* Start Page extract *

Imperative conditionals compile to conditional expressions that encode the imperative side effects. Static conditions are collapsed at compile time. Similarly, loops with statically computable termination conditions are automatically unrolled completely.

The only scalar type presently supported is int; a compiler flag selects the integer size. The compiler inserts masking expressions to ensure that a k-bit int behaves exactly as the corresponding C type, including overflow.

The compiler’s intermediate language is a set of expressions of C-like operators, such as +, *, <=, ?:, &, and ^.

The compiler back-end expands each expression into the arithmetic gate language of mul, add, const-mul, wiresplit, etc., eliminating common subexpressions. It carefully bounds the bit-width of each wire value:

inputs have the compiler-specified int width;
each constant has a known width (e.g., 13 = 1101₂ has bit width 4);
a bitwise op produces the max of its arguments’ widths;
add can produce max + 1 bits (for a carry); and
mul can produce 2 · max bits.

When the width nears the available bits in the field (254), the compiler generates a split gate to truncate the value back to the specified int width. Tracking bit width minimizes the cost of split gates.

4.2. Quadratic programs and cryptographic protocol

The next pipeline stage accepts a Boolean or arithmetic circuit and builds a QSP or QAP (Section 2). Then, per Section 3.1, it compiles the quadratic program into a set of cryptographic routines for the client (key generation and verification) and the worker (computation and proof generation). For comparison, we also implement the original GGPR¹⁰; GGPR protocol Section 5 shows that Pinocchio’s enhancements reduce overhead by 18–64%.

The key-generation routine runs at the client, with selectable public verification and zero-knowledge features (Section 5.2). The code transmits the evaluation key over the network to the worker; to save bandwidth, the program transmits as C and the worker compiles it locally.

* End Page extract *

Challenges:
1. In the compiler excerpt, what is the only scalar type presently supported?
2. Summarize the compiler excerpt in two sentences.
3. Write the next paragraph of the compiler excerpt, picking up after its final sentence.

* Start Material supplied *

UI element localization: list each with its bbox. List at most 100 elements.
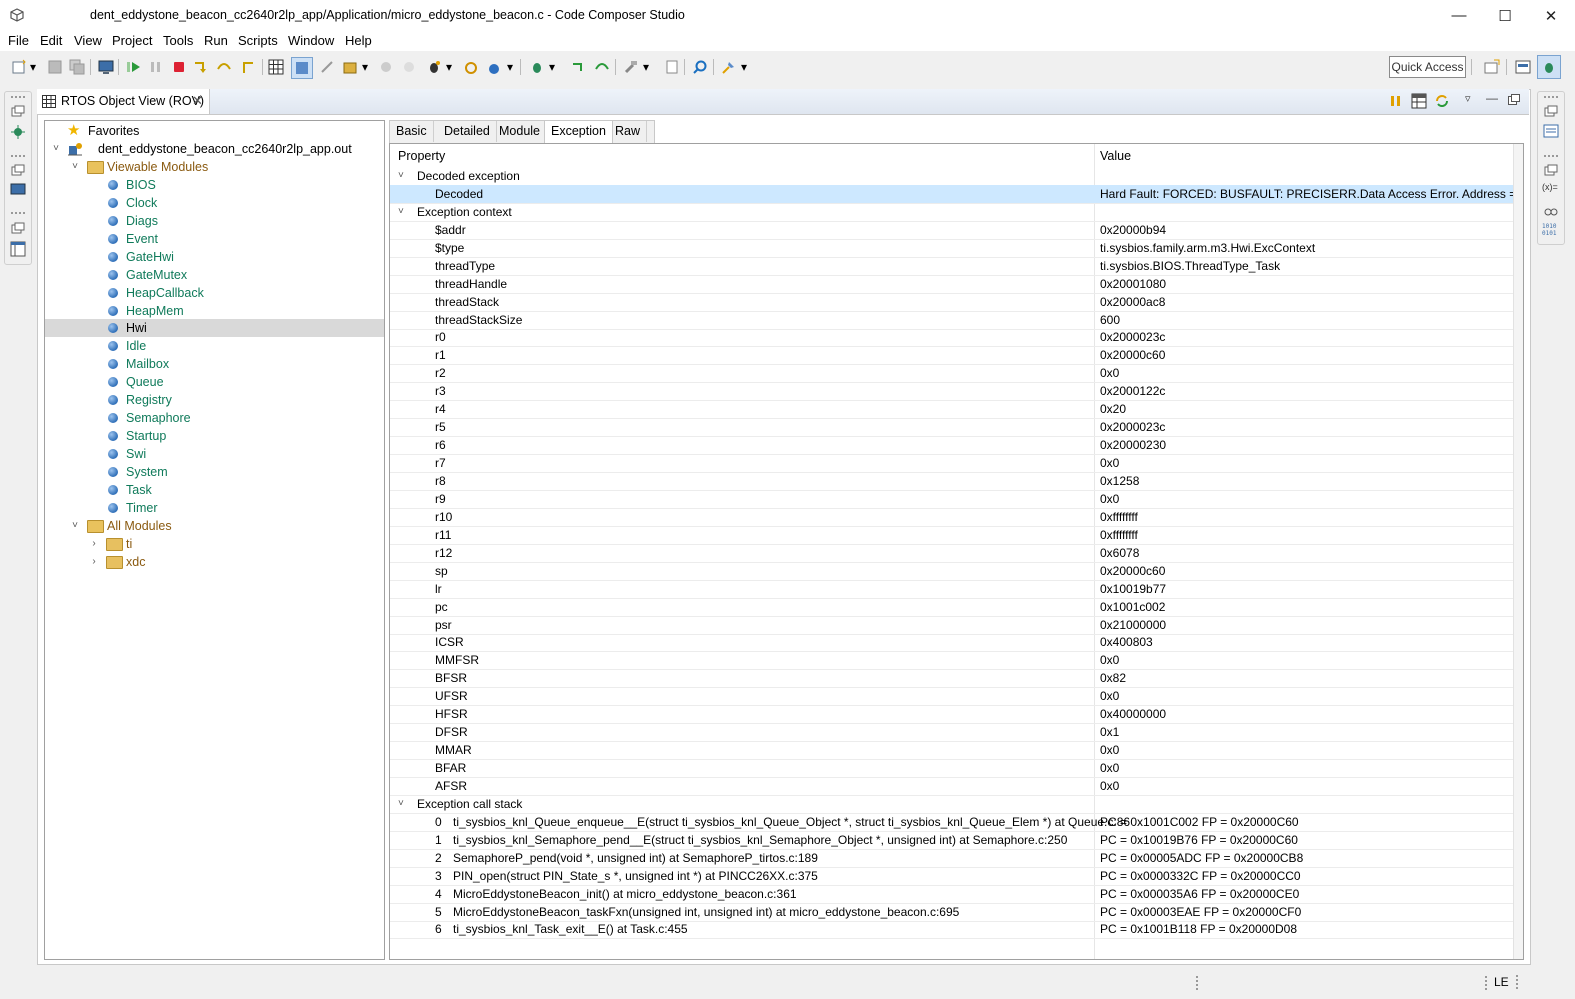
tab-detailed[interactable]: Detailed (438, 121, 497, 142)
table-row[interactable]: r3 0x2000122c (390, 382, 1514, 402)
tree-item-module-registry[interactable]: Registry (45, 391, 384, 409)
tree-item-module-idle[interactable]: Idle (45, 337, 384, 355)
expressions-icon[interactable] (1543, 203, 1559, 217)
build-icon[interactable] (621, 57, 641, 77)
column-header-value[interactable]: Value (1100, 144, 1131, 168)
collapse-icon[interactable]: ˅ (398, 167, 404, 185)
assembly-step-into-icon[interactable] (569, 57, 589, 77)
table-row[interactable]: MMAR 0x0 (390, 741, 1514, 761)
outline-icon[interactable] (10, 241, 26, 257)
console-icon[interactable] (10, 182, 26, 198)
table-row[interactable]: DFSR 0x1 (390, 723, 1514, 743)
table-row[interactable]: BFAR 0x0 (390, 759, 1514, 779)
tree-item-package-xdc[interactable]: › xdc (45, 553, 384, 571)
debug-icon[interactable] (527, 57, 547, 77)
tree-item-module-timer[interactable]: Timer (45, 499, 384, 517)
group-row-call-stack[interactable]: ˅ Exception call stack (390, 795, 1514, 814)
tree-item-module-queue[interactable]: Queue (45, 373, 384, 391)
tree-item-module-gatehwi[interactable]: GateHwi (45, 248, 384, 266)
menu-scripts[interactable]: Scripts (238, 33, 278, 48)
pause-icon[interactable] (1389, 94, 1403, 108)
terminal-icon[interactable] (96, 57, 116, 77)
tree-item-favorites[interactable]: ★ Favorites (45, 122, 384, 140)
table-row[interactable]: r8 0x1258 (390, 472, 1514, 491)
menu-window[interactable]: Window (288, 33, 334, 48)
table-row[interactable]: r4 0x20 (390, 400, 1514, 420)
quick-access-field[interactable]: Quick Access (1389, 56, 1466, 78)
tree-item-module-hwi[interactable]: Hwi (45, 319, 384, 338)
pin-icon[interactable] (719, 57, 739, 77)
table-row[interactable]: BFSR 0x82 (390, 669, 1514, 689)
tab-basic[interactable]: Basic (390, 121, 434, 142)
group-row-decoded[interactable]: ˅ Decoded exception (390, 167, 1514, 186)
breakpoint-icon[interactable] (376, 57, 396, 77)
tree-item-all-modules[interactable]: ˅ All Modules (45, 517, 384, 535)
stack-frame-row[interactable]: 3 PIN_open(struct PIN_State_s *, unsigned… (390, 867, 1514, 886)
save-icon[interactable] (45, 57, 65, 77)
stack-frame-row[interactable]: 0 ti_sysbios_knl_Queue_enqueue__E(struct … (390, 813, 1514, 832)
collapse-icon[interactable]: ˅ (398, 203, 404, 221)
tree-item-module-diags[interactable]: Diags (45, 212, 384, 230)
step-into-icon[interactable] (191, 57, 211, 77)
menu-run[interactable]: Run (204, 33, 228, 48)
table-row[interactable]: Decoded Hard Fault: FORCED: BUSFAULT: PRE… (390, 184, 1523, 204)
expand-icon[interactable]: › (88, 535, 100, 553)
tree-item-module-task[interactable]: Task (45, 481, 384, 499)
build-dropdown-icon[interactable]: ▾ (641, 57, 651, 77)
tab-module[interactable]: Module (493, 121, 547, 142)
memory-browser-icon[interactable] (1543, 124, 1559, 138)
table-row[interactable]: threadHandle 0x20001080 (390, 275, 1514, 294)
menu-project[interactable]: Project (112, 33, 152, 48)
expand-icon[interactable]: › (88, 553, 100, 571)
restore-icon[interactable] (1544, 105, 1558, 117)
restore-icon[interactable] (11, 222, 25, 234)
menu-tools[interactable]: Tools (163, 33, 193, 48)
variables-icon[interactable]: (x)= (1542, 182, 1560, 194)
table-row[interactable]: HFSR 0x40000000 (390, 705, 1514, 725)
stack-frame-row[interactable]: 1 ti_sysbios_knl_Semaphore_pend__E(struct… (390, 831, 1514, 850)
table-icon[interactable] (1411, 93, 1427, 109)
view-tab-rov[interactable]: RTOS Object View (ROV) ✕ (37, 89, 210, 114)
maximize-button[interactable]: ☐ (1482, 0, 1528, 31)
collapse-icon[interactable]: ˅ (69, 158, 81, 176)
tree-item-module-event[interactable]: Event (45, 230, 384, 248)
save-all-icon[interactable] (67, 57, 87, 77)
stack-frame-row[interactable]: 6 ti_sysbios_knl_Task_exit__E() at Task.c… (390, 920, 1514, 940)
tree-item-module-heapmem[interactable]: HeapMem (45, 302, 384, 320)
grid-icon[interactable] (266, 57, 286, 77)
close-button[interactable]: ✕ (1528, 0, 1574, 31)
restore-icon[interactable] (11, 164, 25, 176)
tree-item-module-bios[interactable]: BIOS (45, 176, 384, 194)
rov-toggle-icon[interactable] (291, 57, 313, 79)
view-menu-icon[interactable]: ▿ (1465, 92, 1471, 105)
tree-item-module-mailbox[interactable]: Mailbox (45, 355, 384, 373)
table-row[interactable]: r0 0x2000023c (390, 328, 1514, 348)
table-row[interactable]: psr 0x21000000 (390, 616, 1514, 635)
debug-dropdown-icon[interactable]: ▾ (547, 57, 557, 77)
menu-edit[interactable]: Edit (40, 33, 62, 48)
table-row[interactable]: MMFSR 0x0 (390, 651, 1514, 671)
reset-icon[interactable] (485, 57, 505, 77)
table-row[interactable]: threadType ti.sysbios.BIOS.ThreadType_Tas… (390, 257, 1514, 276)
table-row[interactable]: pc 0x1001c002 (390, 598, 1514, 617)
terminate-icon[interactable] (169, 57, 189, 77)
table-row[interactable]: r1 0x20000c60 (390, 346, 1514, 366)
stack-frame-row[interactable]: 2 SemaphoreP_pend(void *, unsigned int) a… (390, 849, 1514, 868)
sync-icon[interactable] (1434, 93, 1450, 109)
bug-dropdown-icon[interactable]: ▾ (444, 57, 454, 77)
group-row-context[interactable]: ˅ Exception context (390, 203, 1514, 222)
restore-icon[interactable] (1544, 164, 1558, 176)
collapse-icon[interactable]: ˅ (50, 140, 62, 158)
open-perspective-icon[interactable] (1482, 57, 1502, 77)
minimize-view-icon[interactable]: — (1486, 91, 1498, 105)
tree-item-module-gatemutex[interactable]: GateMutex (45, 266, 384, 284)
tree-item-package-ti[interactable]: › ti (45, 535, 384, 553)
tree-item-module-swi[interactable]: Swi (45, 445, 384, 463)
debug-view-icon[interactable] (10, 124, 26, 140)
table-row[interactable]: r2 0x0 (390, 364, 1514, 384)
pin-dropdown-icon[interactable]: ▾ (739, 57, 749, 77)
clipboard-icon[interactable] (662, 57, 682, 77)
search-icon[interactable] (690, 57, 710, 77)
tab-raw[interactable]: Raw (609, 121, 648, 142)
tree-item-module-semaphore[interactable]: Semaphore (45, 409, 384, 427)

* End Material supplied *

Per-task answers:
1. int

2. The compiler collapses static conditions, fully unrolls loops with statically computable termination conditions, and expands expressions of C-like operators into arithmetic gates while tracking each wire's bit width, inserting split gates when values near the field's 254 bits. A later stage builds a QSP or QAP from the circuit and compiles it into cryptographic routines for the client and the worker, with key generation running at the client and the evaluation key sent to the worker as C.

3.
The computation routine runs at the server, collecting input from the client, using the evaluation key to produce the proof, and transmitting the proof back to the client (or, if desired, a different verifier). The verification routine uses the verification key and proof to determine if the worker cheated.

Our cryptographic code is single-threaded, but each stage is embarrassingly parallel. Prior work²³ shows that standard techniques can parallelize work across cores, machines, or GPUs. For the cryptographic code, we use a high-speed elliptic curve library¹⁸ with a 256-bit BN-curve that provides 128 bits of security. The quadratic-program-construction and protocol-execution code is 10,832 lines of C and C++.

Faster Exponentiation. Generating the evaluation key EK requires exponentiating the same base g to many different powers. We optimize this operation by adapting Pippenger’s multi-exponential algorithm for use with a single base. Essentially this means that we build a table of intermediate powers of g, allowing us to compute any particular exponent with only a few multiplications.

In a similar vein, the worker’s largest source of overhead is applying the coefficients from the circuit “in the exponent” to compute g^Y^(s), etc. We optimize this operation via a sliding-window technique to build a small table of powers for each pair of bases. In practice, these tables can improve performance by a factor of three to four, even counting the time to build the tables in the first place.

Polynomial Asymptotics. To generate a proof, the worker must compute the polynomial h(x) such that t(x) · h(x) = P(x) (Section 1). Since we store P(x) in terms of its evaluations at the roots of the quadratic program (recall Figure 2), the worker must first interpolate to find P(x) and then perform a polynomial division to arrive at h(x).

Note that all of these computations take place in a normal field, whereas all of the worker’s other steps involve cryptographic operations, which are about three orders of magnitude more expensive.

Thus, one might naïvely conclude, as we did, that simple polynomial algorithms, such as Lagrangian interpolation and “high-school” polynomial multiplication, suffice. However, we quickly discovered that the O(n²) behavior of these algorithms, at the scale required for verifiable computing, dwarfed the linear number of cryptographic operations (Section 5). Hence we implemented an FFT-based O(nlogn) polynomial multiplication library and used a polynomial interpolation algorithm that builds a binary tree of polynomials, giving total time O(nlog²n). Even so optimized, solving for h(x) is the second largest source of worker overhead.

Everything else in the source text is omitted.